Every record that follows must be duplicated exactly, with images left out.

▸ **ENTRIES SHOWN**
◆ ◆ ◆ ◆ ◆ ◆ ◆
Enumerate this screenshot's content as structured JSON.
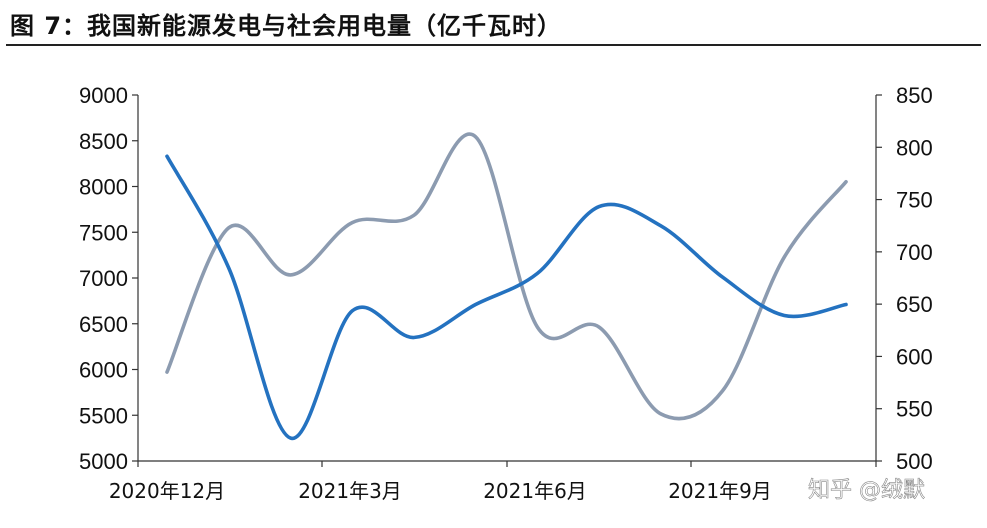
{
  "title": "图 7：我国新能源发电与社会用电量（亿千瓦时）",
  "watermark": "知乎 @绒默",
  "chart_data": {
    "type": "line",
    "x_labels": [
      "2020年12月",
      "2021年3月",
      "2021年6月",
      "2021年9月"
    ],
    "x_label_index": [
      0,
      3,
      6,
      9
    ],
    "x": [
      "2020-12",
      "2021-01",
      "2021-02",
      "2021-03",
      "2021-04",
      "2021-05",
      "2021-06",
      "2021-07",
      "2021-08",
      "2021-09",
      "2021-10",
      "2021-11"
    ],
    "y_left": {
      "min": 5000,
      "max": 9000,
      "ticks": [
        5000,
        5500,
        6000,
        6500,
        7000,
        7500,
        8000,
        8500,
        9000
      ]
    },
    "y_right": {
      "min": 500,
      "max": 850,
      "ticks": [
        500,
        550,
        600,
        650,
        700,
        750,
        800,
        850
      ]
    },
    "series": [
      {
        "axis": "left",
        "color": "#2472C0",
        "values": [
          8330,
          7110,
          5250,
          6640,
          6350,
          6710,
          7050,
          7780,
          7570,
          7010,
          6590,
          6710
        ]
      },
      {
        "axis": "right",
        "color": "#8C9BB0",
        "values": [
          585,
          723,
          678,
          728,
          735,
          810,
          628,
          628,
          545,
          567,
          695,
          767
        ]
      }
    ],
    "grid": false,
    "legend": "none"
  }
}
◆ ◆ ◆ ◆ ◆ ◆ ◆
▸ **SOLUTION TO THIS PROBLEM**
Enumerate this screenshot's content as structured JSON.
{
  "title": "图 7：我国新能源发电与社会用电量（亿千瓦时）",
  "watermark": "知乎 @绒默",
  "chart_data": {
    "type": "line",
    "x_labels": [
      "2020年12月",
      "2021年3月",
      "2021年6月",
      "2021年9月"
    ],
    "x_label_index": [
      0,
      3,
      6,
      9
    ],
    "x": [
      "2020-12",
      "2021-01",
      "2021-02",
      "2021-03",
      "2021-04",
      "2021-05",
      "2021-06",
      "2021-07",
      "2021-08",
      "2021-09",
      "2021-10",
      "2021-11"
    ],
    "y_left": {
      "min": 5000,
      "max": 9000,
      "ticks": [
        5000,
        5500,
        6000,
        6500,
        7000,
        7500,
        8000,
        8500,
        9000
      ]
    },
    "y_right": {
      "min": 500,
      "max": 850,
      "ticks": [
        500,
        550,
        600,
        650,
        700,
        750,
        800,
        850
      ]
    },
    "series": [
      {
        "axis": "left",
        "color": "#2472C0",
        "values": [
          8330,
          7110,
          5250,
          6640,
          6350,
          6710,
          7050,
          7780,
          7570,
          7010,
          6590,
          6710
        ]
      },
      {
        "axis": "right",
        "color": "#8C9BB0",
        "values": [
          585,
          723,
          678,
          728,
          735,
          810,
          628,
          628,
          545,
          567,
          695,
          767
        ]
      }
    ],
    "grid": false,
    "legend": "none"
  }
}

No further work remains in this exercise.